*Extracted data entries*
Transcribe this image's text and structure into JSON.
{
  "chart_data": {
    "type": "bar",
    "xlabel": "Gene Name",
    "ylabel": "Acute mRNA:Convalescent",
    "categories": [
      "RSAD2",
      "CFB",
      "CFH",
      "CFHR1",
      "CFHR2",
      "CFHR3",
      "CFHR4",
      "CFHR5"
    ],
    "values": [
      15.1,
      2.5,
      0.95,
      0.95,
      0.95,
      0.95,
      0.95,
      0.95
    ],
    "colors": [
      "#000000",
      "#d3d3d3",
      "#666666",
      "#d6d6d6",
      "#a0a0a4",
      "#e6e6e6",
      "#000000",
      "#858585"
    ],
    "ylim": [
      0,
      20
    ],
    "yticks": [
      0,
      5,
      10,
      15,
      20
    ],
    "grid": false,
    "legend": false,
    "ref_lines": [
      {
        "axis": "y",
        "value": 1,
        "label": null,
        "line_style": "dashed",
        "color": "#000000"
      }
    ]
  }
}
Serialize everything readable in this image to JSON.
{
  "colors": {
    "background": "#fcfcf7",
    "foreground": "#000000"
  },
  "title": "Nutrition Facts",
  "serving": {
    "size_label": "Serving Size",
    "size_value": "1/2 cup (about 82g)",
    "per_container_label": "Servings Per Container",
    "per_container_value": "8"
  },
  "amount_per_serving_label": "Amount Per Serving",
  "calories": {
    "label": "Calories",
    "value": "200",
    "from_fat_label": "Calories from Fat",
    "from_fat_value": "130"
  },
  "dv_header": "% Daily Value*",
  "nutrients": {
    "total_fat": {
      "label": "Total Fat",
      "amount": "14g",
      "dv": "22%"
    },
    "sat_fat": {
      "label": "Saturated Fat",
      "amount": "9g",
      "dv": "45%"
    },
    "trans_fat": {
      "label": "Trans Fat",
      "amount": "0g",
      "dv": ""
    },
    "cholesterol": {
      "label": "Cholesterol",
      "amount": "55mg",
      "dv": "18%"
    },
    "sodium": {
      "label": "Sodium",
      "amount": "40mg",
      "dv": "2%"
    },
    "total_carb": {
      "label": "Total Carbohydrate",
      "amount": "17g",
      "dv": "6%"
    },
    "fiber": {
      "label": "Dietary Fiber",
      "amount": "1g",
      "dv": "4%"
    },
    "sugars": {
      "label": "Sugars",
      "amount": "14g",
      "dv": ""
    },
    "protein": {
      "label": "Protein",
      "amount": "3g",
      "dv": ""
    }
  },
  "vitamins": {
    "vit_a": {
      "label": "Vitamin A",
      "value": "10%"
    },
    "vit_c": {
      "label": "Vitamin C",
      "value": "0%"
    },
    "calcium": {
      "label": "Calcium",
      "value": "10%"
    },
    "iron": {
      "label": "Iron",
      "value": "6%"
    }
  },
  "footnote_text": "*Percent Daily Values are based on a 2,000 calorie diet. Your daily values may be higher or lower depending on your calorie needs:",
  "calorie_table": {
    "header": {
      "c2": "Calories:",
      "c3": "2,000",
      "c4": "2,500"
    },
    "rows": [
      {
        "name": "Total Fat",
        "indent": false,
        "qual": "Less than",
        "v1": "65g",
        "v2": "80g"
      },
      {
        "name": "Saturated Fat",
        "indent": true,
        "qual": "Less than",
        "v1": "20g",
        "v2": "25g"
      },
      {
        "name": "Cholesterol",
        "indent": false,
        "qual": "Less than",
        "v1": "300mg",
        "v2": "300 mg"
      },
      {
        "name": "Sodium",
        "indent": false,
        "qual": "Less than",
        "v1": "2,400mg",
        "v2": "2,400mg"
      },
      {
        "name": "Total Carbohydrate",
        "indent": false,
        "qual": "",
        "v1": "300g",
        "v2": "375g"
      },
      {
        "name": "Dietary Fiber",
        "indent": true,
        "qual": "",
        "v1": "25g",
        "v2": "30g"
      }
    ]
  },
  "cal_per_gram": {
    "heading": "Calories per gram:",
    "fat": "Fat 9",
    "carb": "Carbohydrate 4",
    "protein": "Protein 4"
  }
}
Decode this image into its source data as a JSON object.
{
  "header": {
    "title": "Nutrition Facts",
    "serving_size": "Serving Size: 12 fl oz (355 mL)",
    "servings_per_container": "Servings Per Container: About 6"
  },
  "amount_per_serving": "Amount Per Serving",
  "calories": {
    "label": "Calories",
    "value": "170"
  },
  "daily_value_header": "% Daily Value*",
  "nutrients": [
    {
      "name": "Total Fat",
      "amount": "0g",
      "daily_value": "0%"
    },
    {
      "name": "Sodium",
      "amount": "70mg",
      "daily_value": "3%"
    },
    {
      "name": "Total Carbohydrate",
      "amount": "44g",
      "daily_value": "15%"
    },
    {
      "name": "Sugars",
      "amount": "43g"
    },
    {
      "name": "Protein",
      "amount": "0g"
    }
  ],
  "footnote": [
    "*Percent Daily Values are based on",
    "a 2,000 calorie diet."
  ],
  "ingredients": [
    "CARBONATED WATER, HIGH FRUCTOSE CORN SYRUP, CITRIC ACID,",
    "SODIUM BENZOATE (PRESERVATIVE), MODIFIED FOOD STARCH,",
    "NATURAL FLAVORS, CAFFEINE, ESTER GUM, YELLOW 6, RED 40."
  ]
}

*PROBLEM DESCRIPTION*
From the first line to the last, copy the data exactly.

*EXERCISE OUTPUT*
Transcribe this image's text and structure into JSON.
{
  "chart_data": {
    "type": "bar",
    "xlabel": "Gene Name",
    "ylabel": "Acute mRNA:Convalescent",
    "categories": [
      "RSAD2",
      "CFB",
      "CFH",
      "CFHR1",
      "CFHR2",
      "CFHR3",
      "CFHR4",
      "CFHR5"
    ],
    "values": [
      15.1,
      2.5,
      0.95,
      0.95,
      0.95,
      0.95,
      0.95,
      0.95
    ],
    "colors": [
      "#000000",
      "#d3d3d3",
      "#666666",
      "#d6d6d6",
      "#a0a0a4",
      "#e6e6e6",
      "#000000",
      "#858585"
    ],
    "ylim": [
      0,
      20
    ],
    "yticks": [
      0,
      5,
      10,
      15,
      20
    ],
    "grid": false,
    "legend": false,
    "ref_lines": [
      {
        "axis": "y",
        "value": 1,
        "label": null,
        "line_style": "dashed",
        "color": "#000000"
      }
    ]
  }
}
Serialize everything readable in this image to JSON.
{
  "colors": {
    "background": "#fcfcf7",
    "foreground": "#000000"
  },
  "title": "Nutrition Facts",
  "serving": {
    "size_label": "Serving Size",
    "size_value": "1/2 cup (about 82g)",
    "per_container_label": "Servings Per Container",
    "per_container_value": "8"
  },
  "amount_per_serving_label": "Amount Per Serving",
  "calories": {
    "label": "Calories",
    "value": "200",
    "from_fat_label": "Calories from Fat",
    "from_fat_value": "130"
  },
  "dv_header": "% Daily Value*",
  "nutrients": {
    "total_fat": {
      "label": "Total Fat",
      "amount": "14g",
      "dv": "22%"
    },
    "sat_fat": {
      "label": "Saturated Fat",
      "amount": "9g",
      "dv": "45%"
    },
    "trans_fat": {
      "label": "Trans Fat",
      "amount": "0g",
      "dv": ""
    },
    "cholesterol": {
      "label": "Cholesterol",
      "amount": "55mg",
      "dv": "18%"
    },
    "sodium": {
      "label": "Sodium",
      "amount": "40mg",
      "dv": "2%"
    },
    "total_carb": {
      "label": "Total Carbohydrate",
      "amount": "17g",
      "dv": "6%"
    },
    "fiber": {
      "label": "Dietary Fiber",
      "amount": "1g",
      "dv": "4%"
    },
    "sugars": {
      "label": "Sugars",
      "amount": "14g",
      "dv": ""
    },
    "protein": {
      "label": "Protein",
      "amount": "3g",
      "dv": ""
    }
  },
  "vitamins": {
    "vit_a": {
      "label": "Vitamin A",
      "value": "10%"
    },
    "vit_c": {
      "label": "Vitamin C",
      "value": "0%"
    },
    "calcium": {
      "label": "Calcium",
      "value": "10%"
    },
    "iron": {
      "label": "Iron",
      "value": "6%"
    }
  },
  "footnote_text": "*Percent Daily Values are based on a 2,000 calorie diet. Your daily values may be higher or lower depending on your calorie needs:",
  "calorie_table": {
    "header": {
      "c2": "Calories:",
      "c3": "2,000",
      "c4": "2,500"
    },
    "rows": [
      {
        "name": "Total Fat",
        "indent": false,
        "qual": "Less than",
        "v1": "65g",
        "v2": "80g"
      },
      {
        "name": "Saturated Fat",
        "indent": true,
        "qual": "Less than",
        "v1": "20g",
        "v2": "25g"
      },
      {
        "name": "Cholesterol",
        "indent": false,
        "qual": "Less than",
        "v1": "300mg",
        "v2": "300 mg"
      },
      {
        "name": "Sodium",
        "indent": false,
        "qual": "Less than",
        "v1": "2,400mg",
        "v2": "2,400mg"
      },
      {
        "name": "Total Carbohydrate",
        "indent": false,
        "qual": "",
        "v1": "300g",
        "v2": "375g"
      },
      {
        "name": "Dietary Fiber",
        "indent": true,
        "qual": "",
        "v1": "25g",
        "v2": "30g"
      }
    ]
  },
  "cal_per_gram": {
    "heading": "Calories per gram:",
    "fat": "Fat 9",
    "carb": "Carbohydrate 4",
    "protein": "Protein 4"
  }
}
Decode this image into its source data as a JSON object.
{
  "header": {
    "title": "Nutrition Facts",
    "serving_size": "Serving Size: 12 fl oz (355 mL)",
    "servings_per_container": "Servings Per Container: About 6"
  },
  "amount_per_serving": "Amount Per Serving",
  "calories": {
    "label": "Calories",
    "value": "170"
  },
  "daily_value_header": "% Daily Value*",
  "nutrients": [
    {
      "name": "Total Fat",
      "amount": "0g",
      "daily_value": "0%"
    },
    {
      "name": "Sodium",
      "amount": "70mg",
      "daily_value": "3%"
    },
    {
      "name": "Total Carbohydrate",
      "amount": "44g",
      "daily_value": "15%"
    },
    {
      "name": "Sugars",
      "amount": "43g"
    },
    {
      "name": "Protein",
      "amount": "0g"
    }
  ],
  "footnote": [
    "*Percent Daily Values are based on",
    "a 2,000 calorie diet."
  ],
  "ingredients": [
    "CARBONATED WATER, HIGH FRUCTOSE CORN SYRUP, CITRIC ACID,",
    "SODIUM BENZOATE (PRESERVATIVE), MODIFIED FOOD STARCH,",
    "NATURAL FLAVORS, CAFFEINE, ESTER GUM, YELLOW 6, RED 40."
  ]
}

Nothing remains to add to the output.